> _PROBLEM STATEMENT_
Repeat all of the records verbatim.

> _PROVIDED INFORMATION_
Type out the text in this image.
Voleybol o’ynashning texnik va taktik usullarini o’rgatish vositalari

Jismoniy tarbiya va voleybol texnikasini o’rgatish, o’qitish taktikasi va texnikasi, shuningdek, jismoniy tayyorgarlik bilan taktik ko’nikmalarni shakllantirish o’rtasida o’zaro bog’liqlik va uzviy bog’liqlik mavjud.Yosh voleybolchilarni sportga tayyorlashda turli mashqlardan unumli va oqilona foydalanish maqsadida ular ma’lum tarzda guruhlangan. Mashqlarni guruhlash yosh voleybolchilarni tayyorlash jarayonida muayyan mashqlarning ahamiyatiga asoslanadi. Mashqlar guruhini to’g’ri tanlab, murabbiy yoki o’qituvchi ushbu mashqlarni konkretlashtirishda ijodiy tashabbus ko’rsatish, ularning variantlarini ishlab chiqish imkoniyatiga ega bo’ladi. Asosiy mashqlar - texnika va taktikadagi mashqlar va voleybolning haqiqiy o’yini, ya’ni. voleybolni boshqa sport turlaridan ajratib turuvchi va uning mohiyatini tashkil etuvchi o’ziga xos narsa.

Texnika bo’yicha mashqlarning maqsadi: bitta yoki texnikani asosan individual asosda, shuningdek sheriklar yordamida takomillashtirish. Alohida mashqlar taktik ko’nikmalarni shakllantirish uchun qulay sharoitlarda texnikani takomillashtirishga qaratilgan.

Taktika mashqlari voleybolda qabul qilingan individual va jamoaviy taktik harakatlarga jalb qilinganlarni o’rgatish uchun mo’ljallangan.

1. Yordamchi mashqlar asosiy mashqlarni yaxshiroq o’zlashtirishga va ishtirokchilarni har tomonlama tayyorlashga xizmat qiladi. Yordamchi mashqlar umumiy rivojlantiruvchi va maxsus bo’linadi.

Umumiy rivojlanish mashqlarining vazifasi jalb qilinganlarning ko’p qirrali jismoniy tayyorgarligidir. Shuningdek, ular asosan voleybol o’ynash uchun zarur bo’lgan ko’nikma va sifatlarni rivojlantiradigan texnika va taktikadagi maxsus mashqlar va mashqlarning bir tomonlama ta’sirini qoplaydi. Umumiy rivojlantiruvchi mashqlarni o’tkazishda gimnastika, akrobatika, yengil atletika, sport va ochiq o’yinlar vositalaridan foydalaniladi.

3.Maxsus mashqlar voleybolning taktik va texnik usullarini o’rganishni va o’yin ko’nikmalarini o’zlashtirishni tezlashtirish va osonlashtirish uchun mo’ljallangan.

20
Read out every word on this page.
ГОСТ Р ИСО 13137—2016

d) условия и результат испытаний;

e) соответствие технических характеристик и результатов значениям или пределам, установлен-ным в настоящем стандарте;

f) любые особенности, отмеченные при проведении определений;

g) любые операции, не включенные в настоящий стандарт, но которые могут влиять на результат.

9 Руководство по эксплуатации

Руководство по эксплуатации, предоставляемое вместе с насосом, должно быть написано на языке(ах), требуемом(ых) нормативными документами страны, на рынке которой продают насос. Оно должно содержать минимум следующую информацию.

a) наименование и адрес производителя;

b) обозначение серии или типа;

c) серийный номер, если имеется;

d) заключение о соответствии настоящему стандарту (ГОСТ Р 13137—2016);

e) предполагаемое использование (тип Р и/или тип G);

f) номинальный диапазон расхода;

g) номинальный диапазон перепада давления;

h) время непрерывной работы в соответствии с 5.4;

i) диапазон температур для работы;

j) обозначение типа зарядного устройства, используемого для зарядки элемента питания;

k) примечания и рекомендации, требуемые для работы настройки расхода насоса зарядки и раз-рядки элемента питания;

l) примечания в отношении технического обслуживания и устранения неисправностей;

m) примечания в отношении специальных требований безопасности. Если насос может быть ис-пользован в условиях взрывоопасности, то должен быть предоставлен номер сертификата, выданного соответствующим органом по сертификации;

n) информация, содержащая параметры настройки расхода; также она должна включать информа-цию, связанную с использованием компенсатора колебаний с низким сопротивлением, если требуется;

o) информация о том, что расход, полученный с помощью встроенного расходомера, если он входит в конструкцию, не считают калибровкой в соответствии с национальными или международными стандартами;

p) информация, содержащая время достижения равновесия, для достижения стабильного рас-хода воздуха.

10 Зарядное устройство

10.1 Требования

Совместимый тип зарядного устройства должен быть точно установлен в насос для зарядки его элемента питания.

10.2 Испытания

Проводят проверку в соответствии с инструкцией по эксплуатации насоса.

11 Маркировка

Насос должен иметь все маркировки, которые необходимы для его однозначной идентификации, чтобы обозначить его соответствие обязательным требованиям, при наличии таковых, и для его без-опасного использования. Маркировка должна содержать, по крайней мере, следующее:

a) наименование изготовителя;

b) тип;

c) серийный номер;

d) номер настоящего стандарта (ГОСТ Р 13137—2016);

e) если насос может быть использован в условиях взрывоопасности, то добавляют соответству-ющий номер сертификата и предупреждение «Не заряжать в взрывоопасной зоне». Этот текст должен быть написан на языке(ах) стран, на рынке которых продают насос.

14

> _RESPONSE TO THE EXERCISE_
Type out the text in this image.
Voleybol o’ynashning texnik va taktik usullarini o’rgatish vositalari

Jismoniy tarbiya va voleybol texnikasini o’rgatish, o’qitish taktikasi va texnikasi, shuningdek, jismoniy tayyorgarlik bilan taktik ko’nikmalarni shakllantirish o’rtasida o’zaro bog’liqlik va uzviy bog’liqlik mavjud.Yosh voleybolchilarni sportga tayyorlashda turli mashqlardan unumli va oqilona foydalanish maqsadida ular ma’lum tarzda guruhlangan. Mashqlarni guruhlash yosh voleybolchilarni tayyorlash jarayonida muayyan mashqlarning ahamiyatiga asoslanadi. Mashqlar guruhini to’g’ri tanlab, murabbiy yoki o’qituvchi ushbu mashqlarni konkretlashtirishda ijodiy tashabbus ko’rsatish, ularning variantlarini ishlab chiqish imkoniyatiga ega bo’ladi. Asosiy mashqlar - texnika va taktikadagi mashqlar va voleybolning haqiqiy o’yini, ya’ni. voleybolni boshqa sport turlaridan ajratib turuvchi va uning mohiyatini tashkil etuvchi o’ziga xos narsa.

Texnika bo’yicha mashqlarning maqsadi: bitta yoki texnikani asosan individual asosda, shuningdek sheriklar yordamida takomillashtirish. Alohida mashqlar taktik ko’nikmalarni shakllantirish uchun qulay sharoitlarda texnikani takomillashtirishga qaratilgan.

Taktika mashqlari voleybolda qabul qilingan individual va jamoaviy taktik harakatlarga jalb qilinganlarni o’rgatish uchun mo’ljallangan.

1. Yordamchi mashqlar asosiy mashqlarni yaxshiroq o’zlashtirishga va ishtirokchilarni har tomonlama tayyorlashga xizmat qiladi. Yordamchi mashqlar umumiy rivojlantiruvchi va maxsus bo’linadi.

Umumiy rivojlanish mashqlarining vazifasi jalb qilinganlarning ko’p qirrali jismoniy tayyorgarligidir. Shuningdek, ular asosan voleybol o’ynash uchun zarur bo’lgan ko’nikma va sifatlarni rivojlantiradigan texnika va taktikadagi maxsus mashqlar va mashqlarning bir tomonlama ta’sirini qoplaydi. Umumiy rivojlantiruvchi mashqlarni o’tkazishda gimnastika, akrobatika, yengil atletika, sport va ochiq o’yinlar vositalaridan foydalaniladi.

3.Maxsus mashqlar voleybolning taktik va texnik usullarini o’rganishni va o’yin ko’nikmalarini o’zlashtirishni tezlashtirish va osonlashtirish uchun mo’ljallangan.

20
Read out every word on this page.
ГОСТ Р ИСО 13137—2016

d) условия и результат испытаний;

e) соответствие технических характеристик и результатов значениям или пределам, установлен-ным в настоящем стандарте;

f) любые особенности, отмеченные при проведении определений;

g) любые операции, не включенные в настоящий стандарт, но которые могут влиять на результат.

9 Руководство по эксплуатации

Руководство по эксплуатации, предоставляемое вместе с насосом, должно быть написано на языке(ах), требуемом(ых) нормативными документами страны, на рынке которой продают насос. Оно должно содержать минимум следующую информацию.

a) наименование и адрес производителя;

b) обозначение серии или типа;

c) серийный номер, если имеется;

d) заключение о соответствии настоящему стандарту (ГОСТ Р 13137—2016);

e) предполагаемое использование (тип Р и/или тип G);

f) номинальный диапазон расхода;

g) номинальный диапазон перепада давления;

h) время непрерывной работы в соответствии с 5.4;

i) диапазон температур для работы;

j) обозначение типа зарядного устройства, используемого для зарядки элемента питания;

k) примечания и рекомендации, требуемые для работы настройки расхода насоса зарядки и раз-рядки элемента питания;

l) примечания в отношении технического обслуживания и устранения неисправностей;

m) примечания в отношении специальных требований безопасности. Если насос может быть ис-пользован в условиях взрывоопасности, то должен быть предоставлен номер сертификата, выданного соответствующим органом по сертификации;

n) информация, содержащая параметры настройки расхода; также она должна включать информа-цию, связанную с использованием компенсатора колебаний с низким сопротивлением, если требуется;

o) информация о том, что расход, полученный с помощью встроенного расходомера, если он входит в конструкцию, не считают калибровкой в соответствии с национальными или международными стандартами;

p) информация, содержащая время достижения равновесия, для достижения стабильного рас-хода воздуха.

10 Зарядное устройство

10.1 Требования

Совместимый тип зарядного устройства должен быть точно установлен в насос для зарядки его элемента питания.

10.2 Испытания

Проводят проверку в соответствии с инструкцией по эксплуатации насоса.

11 Маркировка

Насос должен иметь все маркировки, которые необходимы для его однозначной идентификации, чтобы обозначить его соответствие обязательным требованиям, при наличии таковых, и для его без-опасного использования. Маркировка должна содержать, по крайней мере, следующее:

a) наименование изготовителя;

b) тип;

c) серийный номер;

d) номер настоящего стандарта (ГОСТ Р 13137—2016);

e) если насос может быть использован в условиях взрывоопасности, то добавляют соответству-ющий номер сертификата и предупреждение «Не заряжать в взрывоопасной зоне». Этот текст должен быть написан на языке(ах) стран, на рынке которых продают насос.

14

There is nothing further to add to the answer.